Do this: Go through the records and show each line where the word "relative" occurs.
%%
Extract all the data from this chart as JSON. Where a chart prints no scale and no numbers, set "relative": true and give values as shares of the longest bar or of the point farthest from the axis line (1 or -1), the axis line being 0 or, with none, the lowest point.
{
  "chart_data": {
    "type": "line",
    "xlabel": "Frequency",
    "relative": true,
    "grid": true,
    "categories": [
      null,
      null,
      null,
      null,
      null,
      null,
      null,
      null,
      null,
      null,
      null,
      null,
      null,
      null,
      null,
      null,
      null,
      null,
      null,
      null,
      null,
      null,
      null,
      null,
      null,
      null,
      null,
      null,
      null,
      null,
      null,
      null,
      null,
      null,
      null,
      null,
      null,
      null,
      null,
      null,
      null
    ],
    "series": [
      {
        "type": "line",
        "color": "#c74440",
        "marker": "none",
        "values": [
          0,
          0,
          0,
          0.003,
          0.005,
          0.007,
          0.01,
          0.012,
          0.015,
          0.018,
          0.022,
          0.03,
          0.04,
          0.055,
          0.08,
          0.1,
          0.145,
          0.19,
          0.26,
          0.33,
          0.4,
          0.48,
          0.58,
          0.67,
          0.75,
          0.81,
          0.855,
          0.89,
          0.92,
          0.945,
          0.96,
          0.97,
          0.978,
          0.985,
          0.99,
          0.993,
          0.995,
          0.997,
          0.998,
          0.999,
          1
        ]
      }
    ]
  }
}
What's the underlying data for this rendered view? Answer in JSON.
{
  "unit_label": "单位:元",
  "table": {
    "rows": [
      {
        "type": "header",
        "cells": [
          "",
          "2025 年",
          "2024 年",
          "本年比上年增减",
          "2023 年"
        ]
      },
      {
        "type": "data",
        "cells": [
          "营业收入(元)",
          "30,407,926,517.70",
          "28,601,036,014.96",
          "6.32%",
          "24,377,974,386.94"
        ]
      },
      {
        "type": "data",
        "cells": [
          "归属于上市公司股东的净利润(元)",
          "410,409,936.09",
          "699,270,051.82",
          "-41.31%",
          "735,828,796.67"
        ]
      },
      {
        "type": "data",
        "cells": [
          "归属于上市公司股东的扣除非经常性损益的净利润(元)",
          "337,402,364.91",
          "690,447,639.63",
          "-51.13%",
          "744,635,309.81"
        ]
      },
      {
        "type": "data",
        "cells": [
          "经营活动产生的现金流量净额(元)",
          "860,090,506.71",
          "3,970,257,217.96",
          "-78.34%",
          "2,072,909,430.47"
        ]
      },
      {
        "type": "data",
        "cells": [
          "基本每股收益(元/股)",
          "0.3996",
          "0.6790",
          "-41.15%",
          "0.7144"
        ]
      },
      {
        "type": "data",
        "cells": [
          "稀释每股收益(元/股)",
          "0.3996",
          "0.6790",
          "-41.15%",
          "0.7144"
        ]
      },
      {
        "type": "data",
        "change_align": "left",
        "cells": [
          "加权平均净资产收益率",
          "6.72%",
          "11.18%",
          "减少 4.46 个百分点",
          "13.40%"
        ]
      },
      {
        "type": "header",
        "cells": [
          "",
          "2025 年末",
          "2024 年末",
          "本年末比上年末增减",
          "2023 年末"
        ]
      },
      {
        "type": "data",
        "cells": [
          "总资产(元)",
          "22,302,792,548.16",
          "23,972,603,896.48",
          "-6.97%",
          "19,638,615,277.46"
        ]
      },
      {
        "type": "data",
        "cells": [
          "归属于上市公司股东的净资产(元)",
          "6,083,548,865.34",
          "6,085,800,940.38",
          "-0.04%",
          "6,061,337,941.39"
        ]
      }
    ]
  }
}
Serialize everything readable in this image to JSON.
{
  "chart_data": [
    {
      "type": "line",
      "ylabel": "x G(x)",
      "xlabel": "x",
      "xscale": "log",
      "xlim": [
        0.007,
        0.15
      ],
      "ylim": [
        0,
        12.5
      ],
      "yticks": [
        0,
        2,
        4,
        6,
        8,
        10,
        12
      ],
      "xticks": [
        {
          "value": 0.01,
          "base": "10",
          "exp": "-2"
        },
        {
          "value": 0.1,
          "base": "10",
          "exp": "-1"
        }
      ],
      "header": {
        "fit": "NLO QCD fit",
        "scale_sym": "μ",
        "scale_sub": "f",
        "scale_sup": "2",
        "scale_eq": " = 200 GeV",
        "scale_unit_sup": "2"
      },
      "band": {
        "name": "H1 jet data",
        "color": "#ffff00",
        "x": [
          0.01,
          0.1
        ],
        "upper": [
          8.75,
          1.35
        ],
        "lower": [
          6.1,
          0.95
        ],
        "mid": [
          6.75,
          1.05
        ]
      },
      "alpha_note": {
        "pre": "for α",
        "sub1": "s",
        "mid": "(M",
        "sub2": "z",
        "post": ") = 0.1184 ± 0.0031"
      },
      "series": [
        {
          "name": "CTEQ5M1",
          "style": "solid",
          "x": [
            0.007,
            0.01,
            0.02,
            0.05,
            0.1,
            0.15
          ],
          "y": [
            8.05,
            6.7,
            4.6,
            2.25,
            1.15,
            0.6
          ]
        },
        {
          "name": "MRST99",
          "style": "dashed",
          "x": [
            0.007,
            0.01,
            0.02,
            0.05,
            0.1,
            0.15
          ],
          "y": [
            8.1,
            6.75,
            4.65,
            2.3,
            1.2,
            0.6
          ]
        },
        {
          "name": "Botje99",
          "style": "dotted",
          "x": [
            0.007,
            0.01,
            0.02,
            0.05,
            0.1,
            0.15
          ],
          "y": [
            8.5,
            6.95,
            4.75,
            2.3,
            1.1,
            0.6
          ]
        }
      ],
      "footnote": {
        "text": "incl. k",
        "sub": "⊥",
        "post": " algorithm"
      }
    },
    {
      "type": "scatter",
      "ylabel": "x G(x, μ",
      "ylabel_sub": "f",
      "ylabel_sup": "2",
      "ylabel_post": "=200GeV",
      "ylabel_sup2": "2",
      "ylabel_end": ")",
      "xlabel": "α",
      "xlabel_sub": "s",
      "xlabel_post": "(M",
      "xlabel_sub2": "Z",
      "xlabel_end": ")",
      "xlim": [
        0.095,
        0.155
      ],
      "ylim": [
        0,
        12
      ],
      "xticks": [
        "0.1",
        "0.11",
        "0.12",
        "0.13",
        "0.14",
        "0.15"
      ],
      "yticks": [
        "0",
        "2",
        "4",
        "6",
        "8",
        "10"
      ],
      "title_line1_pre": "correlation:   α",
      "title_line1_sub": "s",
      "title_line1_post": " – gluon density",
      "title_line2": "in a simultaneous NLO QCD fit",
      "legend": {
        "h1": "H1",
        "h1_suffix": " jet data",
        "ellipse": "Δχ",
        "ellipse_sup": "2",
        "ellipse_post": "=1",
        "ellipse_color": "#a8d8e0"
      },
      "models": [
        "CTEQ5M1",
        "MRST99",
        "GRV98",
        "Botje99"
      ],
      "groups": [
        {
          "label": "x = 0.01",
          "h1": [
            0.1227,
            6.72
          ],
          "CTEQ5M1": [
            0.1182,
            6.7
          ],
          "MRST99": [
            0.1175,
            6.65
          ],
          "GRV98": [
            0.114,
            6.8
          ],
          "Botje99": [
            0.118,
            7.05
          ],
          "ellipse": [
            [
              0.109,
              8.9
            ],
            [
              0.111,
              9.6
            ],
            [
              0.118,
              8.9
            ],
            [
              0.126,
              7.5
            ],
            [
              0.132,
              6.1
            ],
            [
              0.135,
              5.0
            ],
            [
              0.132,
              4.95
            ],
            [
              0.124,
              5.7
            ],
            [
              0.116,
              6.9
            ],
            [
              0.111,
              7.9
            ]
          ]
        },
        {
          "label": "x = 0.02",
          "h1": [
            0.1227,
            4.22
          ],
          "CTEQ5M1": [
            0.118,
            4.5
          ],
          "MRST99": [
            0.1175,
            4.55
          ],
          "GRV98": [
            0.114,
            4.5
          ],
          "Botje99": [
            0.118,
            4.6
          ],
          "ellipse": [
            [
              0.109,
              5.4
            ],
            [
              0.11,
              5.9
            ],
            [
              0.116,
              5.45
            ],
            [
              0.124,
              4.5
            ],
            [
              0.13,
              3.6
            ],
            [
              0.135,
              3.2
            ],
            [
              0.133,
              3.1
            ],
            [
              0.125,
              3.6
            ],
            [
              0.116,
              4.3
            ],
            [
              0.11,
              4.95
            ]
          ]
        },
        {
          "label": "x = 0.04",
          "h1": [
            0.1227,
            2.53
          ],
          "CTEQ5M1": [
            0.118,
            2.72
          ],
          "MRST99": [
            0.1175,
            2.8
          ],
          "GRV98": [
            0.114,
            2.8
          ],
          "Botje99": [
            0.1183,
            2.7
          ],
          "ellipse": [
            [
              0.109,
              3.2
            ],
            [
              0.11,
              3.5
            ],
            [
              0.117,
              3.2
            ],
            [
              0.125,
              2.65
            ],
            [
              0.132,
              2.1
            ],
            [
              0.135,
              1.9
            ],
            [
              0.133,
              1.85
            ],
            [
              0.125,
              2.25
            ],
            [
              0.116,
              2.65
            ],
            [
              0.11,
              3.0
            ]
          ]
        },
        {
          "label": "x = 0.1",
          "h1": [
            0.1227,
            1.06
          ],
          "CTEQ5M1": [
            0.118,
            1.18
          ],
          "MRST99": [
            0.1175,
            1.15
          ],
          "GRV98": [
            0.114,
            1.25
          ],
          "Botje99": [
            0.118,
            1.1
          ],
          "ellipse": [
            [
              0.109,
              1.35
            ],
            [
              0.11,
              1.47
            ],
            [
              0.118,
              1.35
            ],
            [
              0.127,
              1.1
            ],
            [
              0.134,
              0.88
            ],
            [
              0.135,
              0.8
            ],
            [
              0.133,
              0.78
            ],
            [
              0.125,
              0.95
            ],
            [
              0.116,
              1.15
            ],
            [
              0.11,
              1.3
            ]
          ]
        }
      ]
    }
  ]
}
%%
Exercise result:
Extract all the data from this chart as JSON. Where a chart prints no scale and no numbers, set "relative": true and give values as shares of the longest bar or of the point farthest from the axis line (1 or -1), the axis line being 0 or, with none, the lowest point.
    "relative": true,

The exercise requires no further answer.